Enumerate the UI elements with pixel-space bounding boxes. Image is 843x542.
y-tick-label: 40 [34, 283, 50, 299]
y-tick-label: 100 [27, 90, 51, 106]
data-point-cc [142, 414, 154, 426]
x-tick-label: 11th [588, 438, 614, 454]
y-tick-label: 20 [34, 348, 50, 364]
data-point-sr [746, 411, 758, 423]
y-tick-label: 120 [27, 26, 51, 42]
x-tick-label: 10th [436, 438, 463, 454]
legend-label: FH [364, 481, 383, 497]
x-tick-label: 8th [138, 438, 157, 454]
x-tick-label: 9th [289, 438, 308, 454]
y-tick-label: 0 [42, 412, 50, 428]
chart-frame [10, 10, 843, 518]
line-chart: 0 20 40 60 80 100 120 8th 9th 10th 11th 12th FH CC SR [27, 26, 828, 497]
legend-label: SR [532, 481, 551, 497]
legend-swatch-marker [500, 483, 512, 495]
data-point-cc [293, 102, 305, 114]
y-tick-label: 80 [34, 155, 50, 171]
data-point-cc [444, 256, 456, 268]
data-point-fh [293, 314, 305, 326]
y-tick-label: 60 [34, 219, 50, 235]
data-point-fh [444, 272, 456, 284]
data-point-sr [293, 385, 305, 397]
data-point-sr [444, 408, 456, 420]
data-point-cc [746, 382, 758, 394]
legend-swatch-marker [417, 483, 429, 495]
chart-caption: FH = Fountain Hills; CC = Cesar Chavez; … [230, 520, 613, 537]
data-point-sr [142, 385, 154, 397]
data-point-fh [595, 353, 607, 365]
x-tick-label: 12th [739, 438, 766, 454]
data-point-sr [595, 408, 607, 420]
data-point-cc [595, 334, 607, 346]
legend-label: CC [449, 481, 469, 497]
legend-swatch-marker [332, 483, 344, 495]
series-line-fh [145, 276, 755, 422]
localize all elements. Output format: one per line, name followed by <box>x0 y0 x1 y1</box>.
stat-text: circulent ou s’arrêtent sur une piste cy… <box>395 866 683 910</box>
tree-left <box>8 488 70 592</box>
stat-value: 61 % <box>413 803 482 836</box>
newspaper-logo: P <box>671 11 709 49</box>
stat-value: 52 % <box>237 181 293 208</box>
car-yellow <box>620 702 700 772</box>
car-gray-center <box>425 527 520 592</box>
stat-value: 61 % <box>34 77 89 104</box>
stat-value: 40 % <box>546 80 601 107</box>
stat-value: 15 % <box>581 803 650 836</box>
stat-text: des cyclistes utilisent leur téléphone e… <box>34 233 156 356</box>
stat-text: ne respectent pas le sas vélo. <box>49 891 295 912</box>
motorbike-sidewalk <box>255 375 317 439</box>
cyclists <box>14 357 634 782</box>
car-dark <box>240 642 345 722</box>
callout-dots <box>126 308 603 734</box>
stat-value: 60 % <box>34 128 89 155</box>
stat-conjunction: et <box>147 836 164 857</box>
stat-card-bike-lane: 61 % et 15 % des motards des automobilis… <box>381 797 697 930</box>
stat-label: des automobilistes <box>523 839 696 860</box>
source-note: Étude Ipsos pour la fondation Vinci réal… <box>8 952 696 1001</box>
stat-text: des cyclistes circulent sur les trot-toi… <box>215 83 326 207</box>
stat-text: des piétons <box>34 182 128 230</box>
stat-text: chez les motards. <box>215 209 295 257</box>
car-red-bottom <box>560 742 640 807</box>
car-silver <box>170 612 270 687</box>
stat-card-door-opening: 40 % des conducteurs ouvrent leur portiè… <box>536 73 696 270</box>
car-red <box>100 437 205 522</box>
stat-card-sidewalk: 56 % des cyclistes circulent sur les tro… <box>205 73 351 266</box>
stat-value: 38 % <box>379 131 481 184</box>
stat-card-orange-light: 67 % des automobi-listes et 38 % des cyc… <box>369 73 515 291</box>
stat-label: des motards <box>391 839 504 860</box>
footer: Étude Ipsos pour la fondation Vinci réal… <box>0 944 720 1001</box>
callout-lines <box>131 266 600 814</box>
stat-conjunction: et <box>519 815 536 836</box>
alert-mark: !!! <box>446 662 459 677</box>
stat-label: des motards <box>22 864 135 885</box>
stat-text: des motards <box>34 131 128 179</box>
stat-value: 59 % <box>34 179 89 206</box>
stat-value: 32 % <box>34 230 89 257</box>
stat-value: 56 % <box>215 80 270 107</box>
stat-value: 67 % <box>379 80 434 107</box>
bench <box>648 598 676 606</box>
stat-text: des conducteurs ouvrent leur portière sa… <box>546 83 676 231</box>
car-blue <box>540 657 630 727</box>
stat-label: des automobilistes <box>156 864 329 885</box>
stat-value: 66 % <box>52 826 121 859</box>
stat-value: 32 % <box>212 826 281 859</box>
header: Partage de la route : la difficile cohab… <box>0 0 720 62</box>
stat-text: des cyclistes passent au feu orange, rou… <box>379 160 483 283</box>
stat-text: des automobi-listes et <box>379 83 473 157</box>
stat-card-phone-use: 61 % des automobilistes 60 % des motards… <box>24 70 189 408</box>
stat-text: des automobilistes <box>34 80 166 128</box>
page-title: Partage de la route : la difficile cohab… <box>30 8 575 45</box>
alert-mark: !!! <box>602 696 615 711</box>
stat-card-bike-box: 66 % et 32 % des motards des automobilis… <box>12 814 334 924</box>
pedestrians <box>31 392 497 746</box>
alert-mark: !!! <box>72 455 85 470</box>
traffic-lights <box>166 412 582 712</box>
....
> [Descrição da tarefa] Imprima de novo, sem nenhuma alteração, todas as linhas da listagem acima.

> [Resposta do exercício]
Enumerate the UI elements with pixel-space bounding boxes. Image is 843x542.
y-tick-label: 40 [34, 283, 50, 299]
y-tick-label: 100 [27, 90, 51, 106]
data-point-cc [142, 414, 154, 426]
x-tick-label: 11th [588, 438, 614, 454]
y-tick-label: 20 [34, 348, 50, 364]
data-point-sr [746, 411, 758, 423]
y-tick-label: 120 [27, 26, 51, 42]
x-tick-label: 10th [436, 438, 463, 454]
legend-label: FH [364, 481, 383, 497]
x-tick-label: 8th [138, 438, 157, 454]
x-tick-label: 9th [289, 438, 308, 454]
y-tick-label: 0 [42, 412, 50, 428]
chart-frame [10, 10, 843, 518]
line-chart: 0 20 40 60 80 100 120 8th 9th 10th 11th 12th FH CC SR [27, 26, 828, 497]
legend-label: SR [532, 481, 551, 497]
legend-swatch-marker [500, 483, 512, 495]
data-point-cc [293, 102, 305, 114]
y-tick-label: 80 [34, 155, 50, 171]
data-point-cc [444, 256, 456, 268]
data-point-fh [293, 314, 305, 326]
y-tick-label: 60 [34, 219, 50, 235]
data-point-fh [444, 272, 456, 284]
data-point-sr [293, 385, 305, 397]
data-point-sr [444, 408, 456, 420]
data-point-cc [746, 382, 758, 394]
legend-swatch-marker [417, 483, 429, 495]
chart-caption: FH = Fountain Hills; CC = Cesar Chavez; … [230, 520, 613, 537]
data-point-sr [142, 385, 154, 397]
data-point-fh [595, 353, 607, 365]
x-tick-label: 12th [739, 438, 766, 454]
data-point-sr [595, 408, 607, 420]
data-point-cc [595, 334, 607, 346]
legend-label: CC [449, 481, 469, 497]
legend-swatch-marker [332, 483, 344, 495]
series-line-fh [145, 276, 755, 422]
localize all elements. Output format: one per line, name followed by <box>x0 y0 x1 y1</box>.
stat-text: circulent ou s’arrêtent sur une piste cy… <box>395 866 683 910</box>
tree-left <box>8 488 70 592</box>
stat-value: 61 % <box>413 803 482 836</box>
newspaper-logo: P <box>671 11 709 49</box>
stat-value: 52 % <box>237 181 293 208</box>
car-yellow <box>620 702 700 772</box>
car-gray-center <box>425 527 520 592</box>
stat-value: 61 % <box>34 77 89 104</box>
stat-value: 40 % <box>546 80 601 107</box>
stat-value: 15 % <box>581 803 650 836</box>
stat-text: des cyclistes utilisent leur téléphone e… <box>34 233 156 356</box>
stat-text: ne respectent pas le sas vélo. <box>49 891 295 912</box>
motorbike-sidewalk <box>255 375 317 439</box>
cyclists <box>14 357 634 782</box>
car-dark <box>240 642 345 722</box>
callout-dots <box>126 308 603 734</box>
stat-value: 60 % <box>34 128 89 155</box>
stat-conjunction: et <box>147 836 164 857</box>
stat-card-bike-lane: 61 % et 15 % des motards des automobilis… <box>381 797 697 930</box>
stat-label: des automobilistes <box>523 839 696 860</box>
source-note: Étude Ipsos pour la fondation Vinci réal… <box>8 952 696 1001</box>
stat-text: des cyclistes circulent sur les trot-toi… <box>215 83 326 207</box>
stat-text: des piétons <box>34 182 128 230</box>
stat-text: chez les motards. <box>215 209 295 257</box>
car-red-bottom <box>560 742 640 807</box>
car-silver <box>170 612 270 687</box>
stat-card-door-opening: 40 % des conducteurs ouvrent leur portiè… <box>536 73 696 270</box>
car-red <box>100 437 205 522</box>
stat-card-sidewalk: 56 % des cyclistes circulent sur les tro… <box>205 73 351 266</box>
stat-value: 38 % <box>379 131 481 184</box>
stat-card-orange-light: 67 % des automobi-listes et 38 % des cyc… <box>369 73 515 291</box>
stat-label: des motards <box>391 839 504 860</box>
footer: Étude Ipsos pour la fondation Vinci réal… <box>0 944 720 1001</box>
callout-lines <box>131 266 600 814</box>
stat-conjunction: et <box>519 815 536 836</box>
alert-mark: !!! <box>446 662 459 677</box>
stat-label: des motards <box>22 864 135 885</box>
stat-text: des motards <box>34 131 128 179</box>
stat-value: 59 % <box>34 179 89 206</box>
stat-value: 32 % <box>34 230 89 257</box>
stat-value: 56 % <box>215 80 270 107</box>
stat-value: 67 % <box>379 80 434 107</box>
bench <box>648 598 676 606</box>
stat-text: des conducteurs ouvrent leur portière sa… <box>546 83 676 231</box>
car-blue <box>540 657 630 727</box>
stat-label: des automobilistes <box>156 864 329 885</box>
stat-value: 66 % <box>52 826 121 859</box>
stat-value: 32 % <box>212 826 281 859</box>
header: Partage de la route : la difficile cohab… <box>0 0 720 62</box>
stat-text: des cyclistes passent au feu orange, rou… <box>379 160 483 283</box>
stat-text: des automobi-listes et <box>379 83 473 157</box>
stat-card-phone-use: 61 % des automobilistes 60 % des motards… <box>24 70 189 408</box>
stat-text: des automobilistes <box>34 80 166 128</box>
page-title: Partage de la route : la difficile cohab… <box>30 8 575 45</box>
alert-mark: !!! <box>602 696 615 711</box>
stat-card-bike-box: 66 % et 32 % des motards des automobilis… <box>12 814 334 924</box>
pedestrians <box>31 392 497 746</box>
alert-mark: !!! <box>72 455 85 470</box>
traffic-lights <box>166 412 582 712</box>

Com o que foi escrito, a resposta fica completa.